**Exercise requirements**
Every line below should be copied exactly; drop the pictures.

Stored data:
================================

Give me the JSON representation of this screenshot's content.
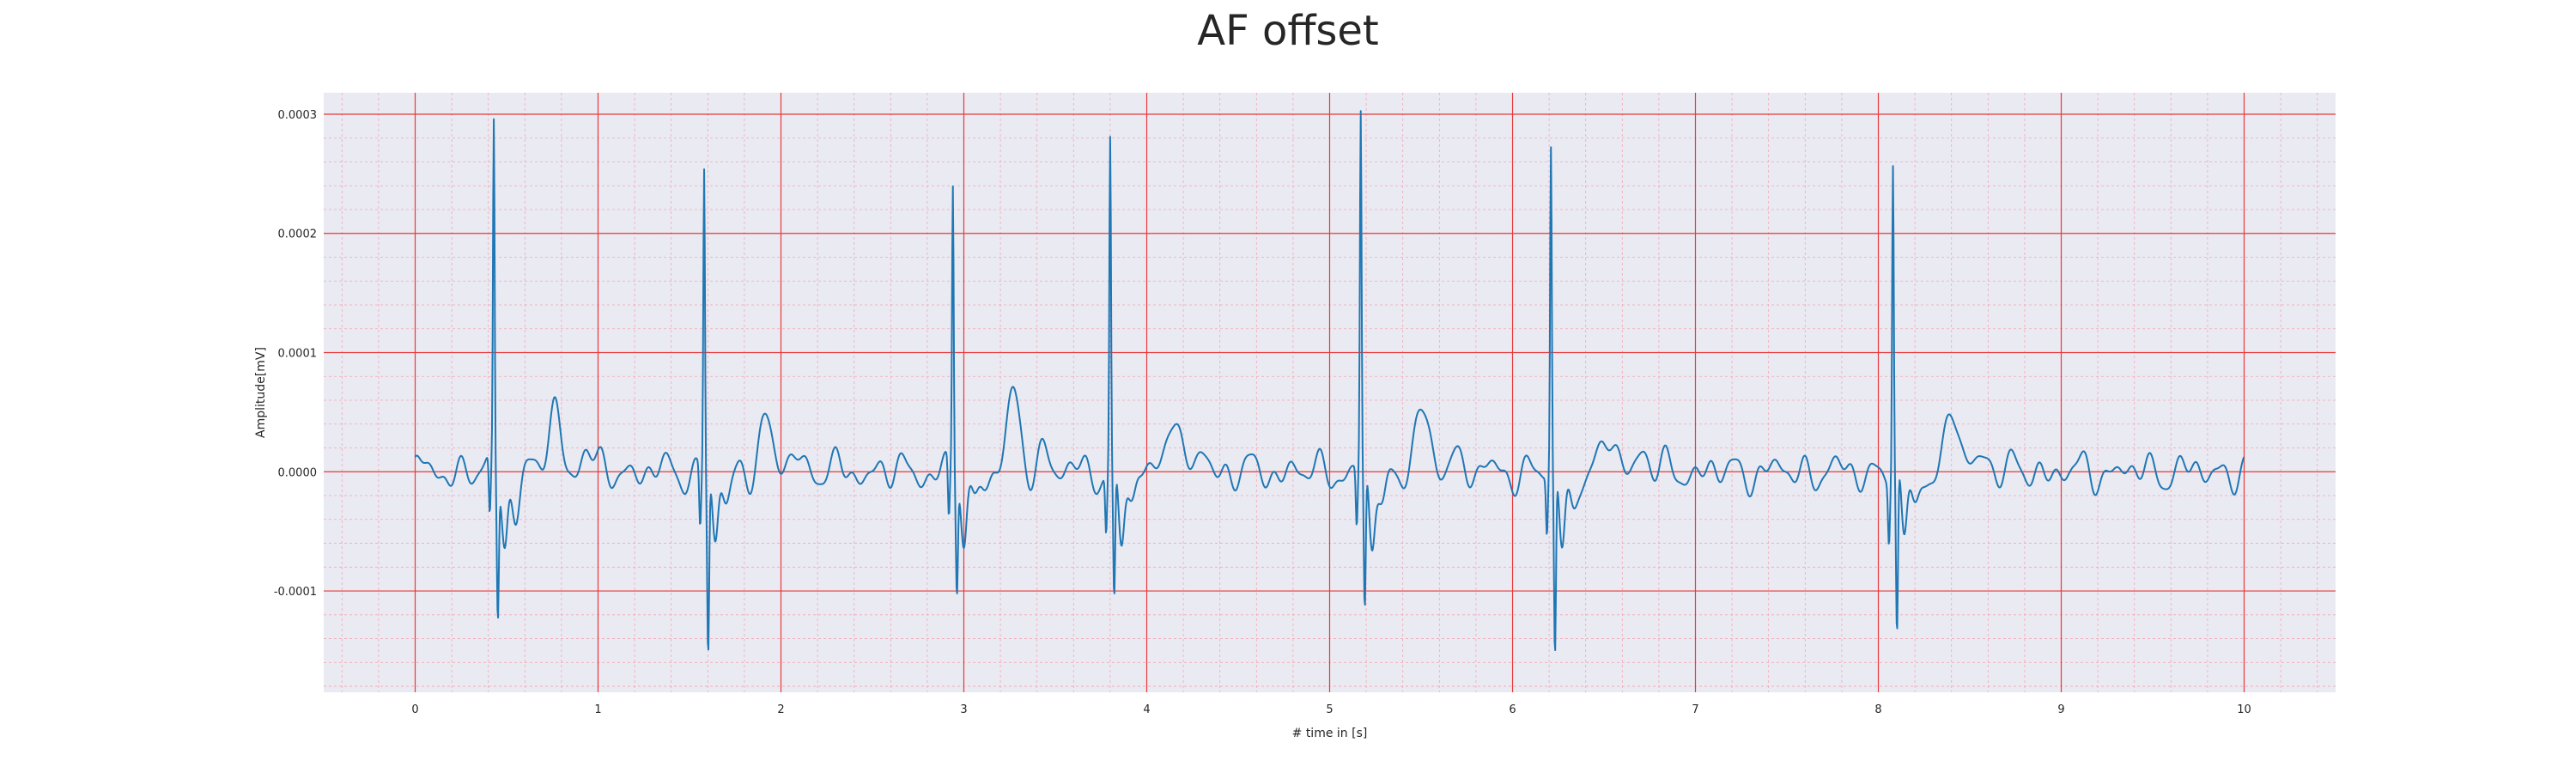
{
  "chart_data": {
    "type": "line",
    "title": "AF offset",
    "xlabel": "# time in [s]",
    "ylabel": "Amplitude[mV]",
    "xlim": [
      -0.5,
      10.5
    ],
    "ylim": [
      -0.000185,
      0.000318
    ],
    "xticks": [
      0,
      1,
      2,
      3,
      4,
      5,
      6,
      7,
      8,
      9,
      10
    ],
    "xtick_labels": [
      "0",
      "1",
      "2",
      "3",
      "4",
      "5",
      "6",
      "7",
      "8",
      "9",
      "10"
    ],
    "yticks": [
      -0.0001,
      0.0,
      0.0001,
      0.0002,
      0.0003
    ],
    "ytick_labels": [
      "-0.0001",
      "0.0000",
      "0.0001",
      "0.0002",
      "0.0003"
    ],
    "grid": true,
    "minor_grid": true,
    "major_grid_color": "#e8393a",
    "minor_grid_color": "#f4a6b4",
    "background_color": "#eaeaf2",
    "series": [
      {
        "color": "#1f77b4",
        "beats": [
          {
            "t": 0.43,
            "r": 0.000287,
            "s": -0.000118,
            "t_wave": 5e-05
          },
          {
            "t": 1.58,
            "r": 0.000257,
            "s": -0.000151,
            "t_wave": 4e-05
          },
          {
            "t": 2.94,
            "r": 0.00024,
            "s": -9.5e-05,
            "t_wave": 6e-05
          },
          {
            "t": 3.8,
            "r": 0.000276,
            "s": -0.000114,
            "t_wave": 5e-05
          },
          {
            "t": 5.17,
            "r": 0.000296,
            "s": -0.000124,
            "t_wave": 5e-05
          },
          {
            "t": 6.21,
            "r": 0.000267,
            "s": -0.000161,
            "t_wave": 3e-05
          },
          {
            "t": 8.08,
            "r": 0.000261,
            "s": -0.000144,
            "t_wave": 5e-05
          }
        ],
        "x_start": 0.0,
        "x_end": 10.0
      }
    ]
  }
}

================================

**Result for this exercise**
Give me the JSON representation of this screenshot's content.
{
  "chart_data": {
    "type": "line",
    "title": "AF offset",
    "xlabel": "# time in [s]",
    "ylabel": "Amplitude[mV]",
    "xlim": [
      -0.5,
      10.5
    ],
    "ylim": [
      -0.000185,
      0.000318
    ],
    "xticks": [
      0,
      1,
      2,
      3,
      4,
      5,
      6,
      7,
      8,
      9,
      10
    ],
    "xtick_labels": [
      "0",
      "1",
      "2",
      "3",
      "4",
      "5",
      "6",
      "7",
      "8",
      "9",
      "10"
    ],
    "yticks": [
      -0.0001,
      0.0,
      0.0001,
      0.0002,
      0.0003
    ],
    "ytick_labels": [
      "-0.0001",
      "0.0000",
      "0.0001",
      "0.0002",
      "0.0003"
    ],
    "grid": true,
    "minor_grid": true,
    "major_grid_color": "#e8393a",
    "minor_grid_color": "#f4a6b4",
    "background_color": "#eaeaf2",
    "series": [
      {
        "color": "#1f77b4",
        "beats": [
          {
            "t": 0.43,
            "r": 0.000287,
            "s": -0.000118,
            "t_wave": 5e-05
          },
          {
            "t": 1.58,
            "r": 0.000257,
            "s": -0.000151,
            "t_wave": 4e-05
          },
          {
            "t": 2.94,
            "r": 0.00024,
            "s": -9.5e-05,
            "t_wave": 6e-05
          },
          {
            "t": 3.8,
            "r": 0.000276,
            "s": -0.000114,
            "t_wave": 5e-05
          },
          {
            "t": 5.17,
            "r": 0.000296,
            "s": -0.000124,
            "t_wave": 5e-05
          },
          {
            "t": 6.21,
            "r": 0.000267,
            "s": -0.000161,
            "t_wave": 3e-05
          },
          {
            "t": 8.08,
            "r": 0.000261,
            "s": -0.000144,
            "t_wave": 5e-05
          }
        ],
        "x_start": 0.0,
        "x_end": 10.0
      }
    ]
  }
}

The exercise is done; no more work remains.